Exercise: Select all lines with the string "title" in them, and copy those lines.
:::::
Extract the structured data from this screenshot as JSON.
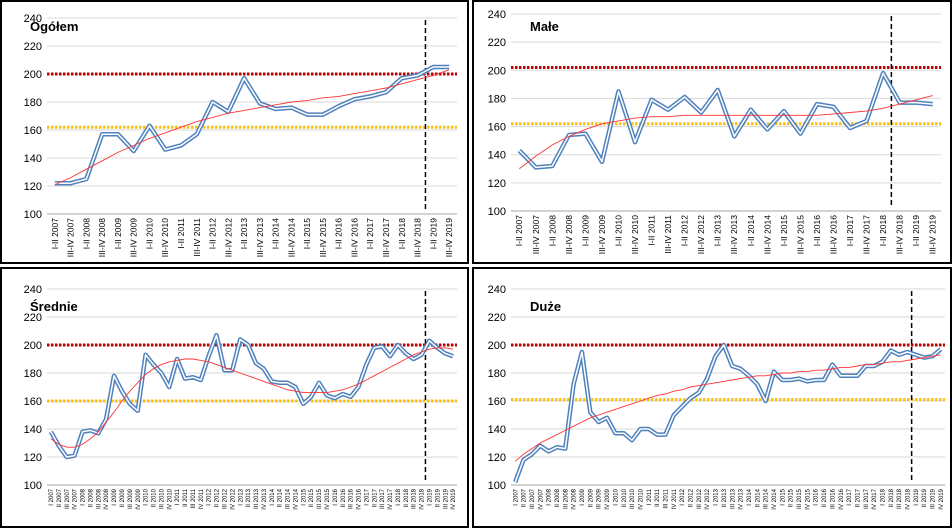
{
  "chart_data": [
    {
      "type": "line",
      "title": "Ogółem",
      "xlabel": "",
      "ylabel": "",
      "ylim": [
        100,
        240
      ],
      "yticks": [
        100,
        120,
        140,
        160,
        180,
        200,
        220,
        240
      ],
      "grid": "horizontal",
      "legend": "none",
      "categories": [
        "I-II 2007",
        "III-IV 2007",
        "I-II 2008",
        "III-IV 2008",
        "I-II 2009",
        "III-IV 2009",
        "I-II 2010",
        "III-IV 2010",
        "I-II 2011",
        "III-IV 2011",
        "I-II 2012",
        "III-IV 2012",
        "I-II 2013",
        "III-IV 2013",
        "I-II 2014",
        "III-IV 2014",
        "I-II 2015",
        "III-IV 2015",
        "I-II 2016",
        "III-IV 2016",
        "I-II 2017",
        "III-IV 2017",
        "I-II 2018",
        "III-IV 2018",
        "I-II 2019",
        "III-IV 2019"
      ],
      "values": [
        122,
        122,
        125,
        157,
        157,
        145,
        163,
        146,
        149,
        157,
        180,
        173,
        197,
        179,
        175,
        176,
        171,
        171,
        177,
        182,
        184,
        187,
        197,
        199,
        205,
        205
      ],
      "trend": [
        121,
        126,
        132,
        138,
        144,
        149,
        154,
        158,
        162,
        166,
        169,
        172,
        174,
        176,
        178,
        180,
        181,
        183,
        184,
        186,
        188,
        190,
        193,
        196,
        199,
        203
      ],
      "upper_line": 200,
      "lower_line": 162,
      "marker_after": "III-IV 2018",
      "colors": {
        "series": "#4f81bd",
        "trend": "#ff3333",
        "upper": "#c00000",
        "lower": "#ffc000",
        "marker": "#000000"
      }
    },
    {
      "type": "line",
      "title": "Małe",
      "xlabel": "",
      "ylabel": "",
      "ylim": [
        100,
        240
      ],
      "yticks": [
        100,
        120,
        140,
        160,
        180,
        200,
        220,
        240
      ],
      "grid": "horizontal",
      "legend": "none",
      "categories": [
        "I-II 2007",
        "III-IV 2007",
        "I-II 2008",
        "III-IV 2008",
        "I-II 2009",
        "III-IV 2009",
        "I-II 2010",
        "III-IV 2010",
        "I-II 2011",
        "III-IV 2011",
        "I-II 2012",
        "III-IV 2012",
        "I-II 2013",
        "III-IV 2013",
        "I-II 2014",
        "III-IV 2014",
        "I-II 2015",
        "III-IV 2015",
        "I-II 2016",
        "III-IV 2016",
        "I-II 2017",
        "III-IV 2017",
        "I-II 2018",
        "III-IV 2018",
        "I-II 2019",
        "III-IV 2019"
      ],
      "values": [
        143,
        131,
        132,
        154,
        155,
        135,
        185,
        149,
        179,
        172,
        181,
        170,
        186,
        153,
        172,
        158,
        171,
        155,
        176,
        174,
        159,
        164,
        198,
        177,
        177,
        176
      ],
      "trend": [
        130,
        139,
        147,
        153,
        158,
        162,
        164,
        166,
        167,
        167,
        168,
        168,
        168,
        168,
        168,
        168,
        168,
        168,
        168,
        169,
        170,
        171,
        173,
        176,
        179,
        182
      ],
      "upper_line": 202,
      "lower_line": 162,
      "marker_after": "I-II 2018",
      "colors": {
        "series": "#4f81bd",
        "trend": "#ff3333",
        "upper": "#c00000",
        "lower": "#ffc000",
        "marker": "#000000"
      }
    },
    {
      "type": "line",
      "title": "Średnie",
      "xlabel": "",
      "ylabel": "",
      "ylim": [
        100,
        240
      ],
      "yticks": [
        100,
        120,
        140,
        160,
        180,
        200,
        220,
        240
      ],
      "grid": "horizontal",
      "legend": "none",
      "categories": [
        "I 2007",
        "II 2007",
        "III 2007",
        "IV 2007",
        "I 2008",
        "II 2008",
        "III 2008",
        "IV 2008",
        "I 2009",
        "II 2009",
        "III 2009",
        "IV 2009",
        "I 2010",
        "II 2010",
        "III 2010",
        "IV 2010",
        "I 2011",
        "II 2011",
        "III 2011",
        "IV 2011",
        "I 2012",
        "II 2012",
        "III 2012",
        "IV 2012",
        "I 2013",
        "II 2013",
        "III 2013",
        "IV 2013",
        "I 2014",
        "II 2014",
        "III 2014",
        "IV 2014",
        "I 2015",
        "II 2015",
        "III 2015",
        "IV 2015",
        "I 2016",
        "II 2016",
        "III 2016",
        "IV 2016",
        "I 2017",
        "II 2017",
        "III 2017",
        "IV 2017",
        "I 2018",
        "II 2018",
        "III 2018",
        "IV 2018",
        "I 2019",
        "II 2019",
        "III 2019",
        "IV 2019"
      ],
      "values": [
        138,
        128,
        120,
        121,
        138,
        139,
        137,
        147,
        178,
        167,
        158,
        153,
        193,
        186,
        180,
        170,
        190,
        176,
        177,
        175,
        192,
        207,
        182,
        182,
        204,
        200,
        187,
        183,
        174,
        173,
        173,
        170,
        158,
        163,
        173,
        164,
        162,
        165,
        163,
        170,
        186,
        198,
        199,
        192,
        200,
        194,
        190,
        193,
        203,
        198,
        194,
        192
      ],
      "trend": [
        133,
        129,
        127,
        127,
        129,
        133,
        138,
        145,
        152,
        160,
        167,
        173,
        179,
        183,
        186,
        188,
        189,
        190,
        190,
        189,
        188,
        186,
        184,
        182,
        180,
        178,
        176,
        174,
        172,
        170,
        168,
        167,
        166,
        166,
        166,
        166,
        167,
        168,
        170,
        172,
        175,
        178,
        181,
        184,
        187,
        190,
        193,
        195,
        197,
        198,
        198,
        197
      ],
      "upper_line": 200,
      "lower_line": 160,
      "marker_after": "IV 2018",
      "colors": {
        "series": "#4f81bd",
        "trend": "#ff3333",
        "upper": "#c00000",
        "lower": "#ffc000",
        "marker": "#000000"
      }
    },
    {
      "type": "line",
      "title": "Duże",
      "xlabel": "",
      "ylabel": "",
      "ylim": [
        100,
        240
      ],
      "yticks": [
        100,
        120,
        140,
        160,
        180,
        200,
        220,
        240
      ],
      "grid": "horizontal",
      "legend": "none",
      "categories": [
        "I 2007",
        "II 2007",
        "III 2007",
        "IV 2007",
        "I 2008",
        "II 2008",
        "III 2008",
        "IV 2008",
        "I 2009",
        "II 2009",
        "III 2009",
        "IV 2009",
        "I 2010",
        "II 2010",
        "III 2010",
        "IV 2010",
        "I 2011",
        "II 2011",
        "III 2011",
        "IV 2011",
        "I 2012",
        "II 2012",
        "III 2012",
        "IV 2012",
        "I 2013",
        "II 2013",
        "III 2013",
        "IV 2013",
        "I 2014",
        "II 2014",
        "III 2014",
        "IV 2014",
        "I 2015",
        "II 2015",
        "III 2015",
        "IV 2015",
        "I 2016",
        "II 2016",
        "III 2016",
        "IV 2016",
        "I 2017",
        "II 2017",
        "III 2017",
        "IV 2017",
        "I 2018",
        "II 2018",
        "III 2018",
        "IV 2018",
        "I 2019",
        "II 2019",
        "III 2019",
        "IV 2019"
      ],
      "values": [
        102,
        118,
        122,
        128,
        124,
        127,
        126,
        172,
        195,
        152,
        145,
        148,
        137,
        137,
        132,
        140,
        140,
        136,
        136,
        150,
        156,
        162,
        166,
        176,
        192,
        200,
        185,
        183,
        178,
        172,
        160,
        181,
        175,
        175,
        176,
        174,
        175,
        175,
        186,
        178,
        178,
        178,
        185,
        185,
        188,
        196,
        193,
        195,
        193,
        191,
        192,
        197
      ],
      "trend": [
        117,
        122,
        126,
        130,
        133,
        136,
        139,
        142,
        145,
        148,
        150,
        152,
        154,
        156,
        158,
        160,
        162,
        164,
        165,
        167,
        168,
        170,
        171,
        172,
        173,
        174,
        175,
        176,
        177,
        178,
        178,
        179,
        180,
        180,
        181,
        181,
        182,
        182,
        183,
        184,
        184,
        185,
        186,
        186,
        187,
        188,
        188,
        189,
        190,
        191,
        192,
        193
      ],
      "upper_line": 200,
      "lower_line": 161,
      "marker_after": "IV 2018",
      "colors": {
        "series": "#4f81bd",
        "trend": "#ff3333",
        "upper": "#c00000",
        "lower": "#ffc000",
        "marker": "#000000"
      }
    }
  ]
}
:::::
Finished exercise:
      "title": "Ogółem",
      "title": "Małe",
      "title": "Średnie",
      "title": "Duże",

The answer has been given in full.